→ **DESCRIPTION OF THE TASK**: Sort through the entries below and pull out lines containing the word "Associate".

→ **TASK INPUTS**:

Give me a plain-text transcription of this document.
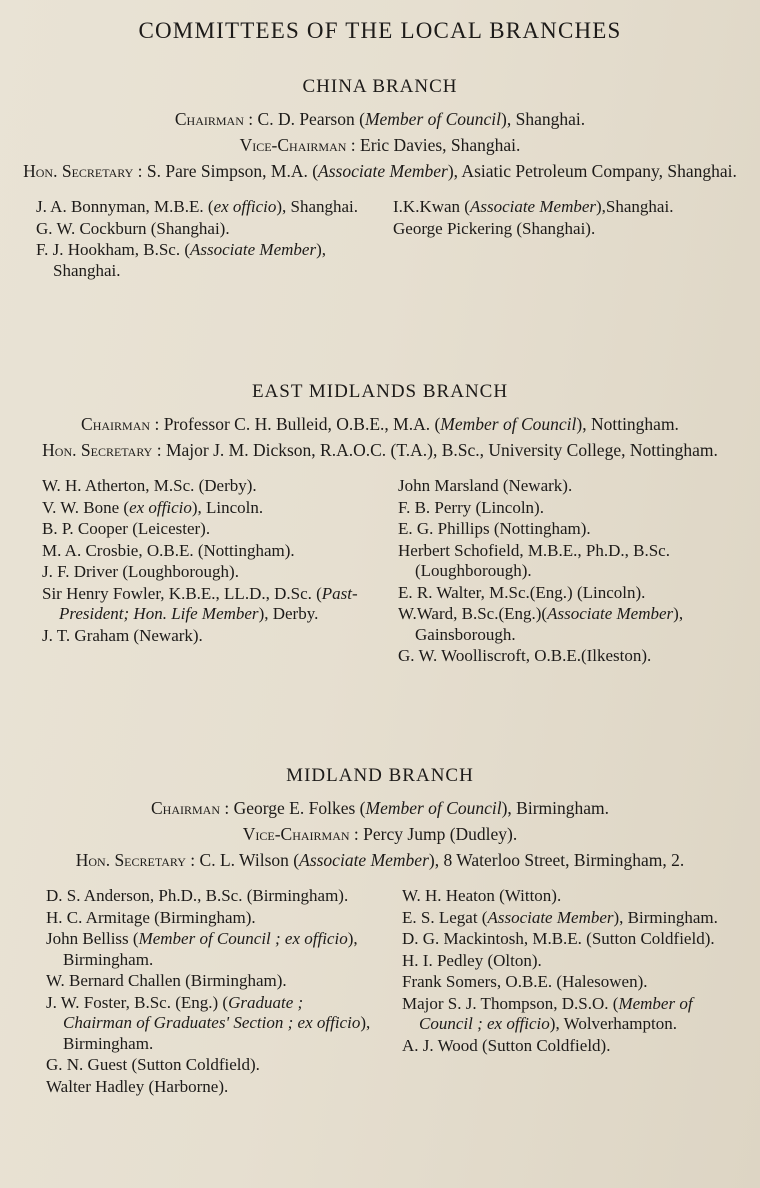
COMMITTEES OF THE LOCAL BRANCHES
CHINA BRANCH
Chairman : C. D. Pearson (Member of Council), Shanghai.
Vice-Chairman : Eric Davies, Shanghai.
Hon. Secretary : S. Pare Simpson, M.A. (Associate Member), Asiatic Petroleum Company, Shanghai.
J. A. Bonnyman, M.B.E. (ex officio), Shanghai.
G. W. Cockburn (Shanghai).
F. J. Hookham, B.Sc. (Associate Member), Shanghai.
I.K.Kwan (Associate Member),Shanghai.
George Pickering (Shanghai).
EAST MIDLANDS BRANCH
Chairman : Professor C. H. Bulleid, O.B.E., M.A. (Member of Council), Nottingham.
Hon. Secretary : Major J. M. Dickson, R.A.O.C. (T.A.), B.Sc., University College, Nottingham.
W. H. Atherton, M.Sc. (Derby).
V. W. Bone (ex officio), Lincoln.
B. P. Cooper (Leicester).
M. A. Crosbie, O.B.E. (Nottingham).
J. F. Driver (Loughborough).
Sir Henry Fowler, K.B.E., LL.D., D.Sc. (Past-President; Hon. Life Member), Derby.
J. T. Graham (Newark).
John Marsland (Newark).
F. B. Perry (Lincoln).
E. G. Phillips (Nottingham).
Herbert Schofield, M.B.E., Ph.D., B.Sc. (Loughborough).
E. R. Walter, M.Sc.(Eng.) (Lincoln).
W.Ward, B.Sc.(Eng.)(Associate Member), Gainsborough.
G. W. Woolliscroft, O.B.E.(Ilkeston).
MIDLAND BRANCH
Chairman : George E. Folkes (Member of Council), Birmingham.
Vice-Chairman : Percy Jump (Dudley).
Hon. Secretary : C. L. Wilson (Associate Member), 8 Waterloo Street, Birmingham, 2.
D. S. Anderson, Ph.D., B.Sc. (Birmingham).
H. C. Armitage (Birmingham).
John Belliss (Member of Council ; ex officio), Birmingham.
W. Bernard Challen (Birmingham).
J. W. Foster, B.Sc. (Eng.) (Graduate ; Chairman of Graduates' Section ; ex officio), Birmingham.
G. N. Guest (Sutton Coldfield).
Walter Hadley (Harborne).
W. H. Heaton (Witton).
E. S. Legat (Associate Member), Birmingham.
D. G. Mackintosh, M.B.E. (Sutton Coldfield).
H. I. Pedley (Olton).
Frank Somers, O.B.E. (Halesowen).
Major S. J. Thompson, D.S.O. (Member of Council ; ex officio), Wolverhampton.
A. J. Wood (Sutton Coldfield).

→ **CORRECT RESPONSE**:
Hon. Secretary : S. Pare Simpson, M.A. (Associate Member), Asiatic Petroleum Company, Shanghai.
F. J. Hookham, B.Sc. (Associate Member), Shanghai.
I.K.Kwan (Associate Member),Shanghai.
W.Ward, B.Sc.(Eng.)(Associate Member), Gainsborough.
Hon. Secretary : C. L. Wilson (Associate Member), 8 Waterloo Street, Birmingham, 2.
E. S. Legat (Associate Member), Birmingham.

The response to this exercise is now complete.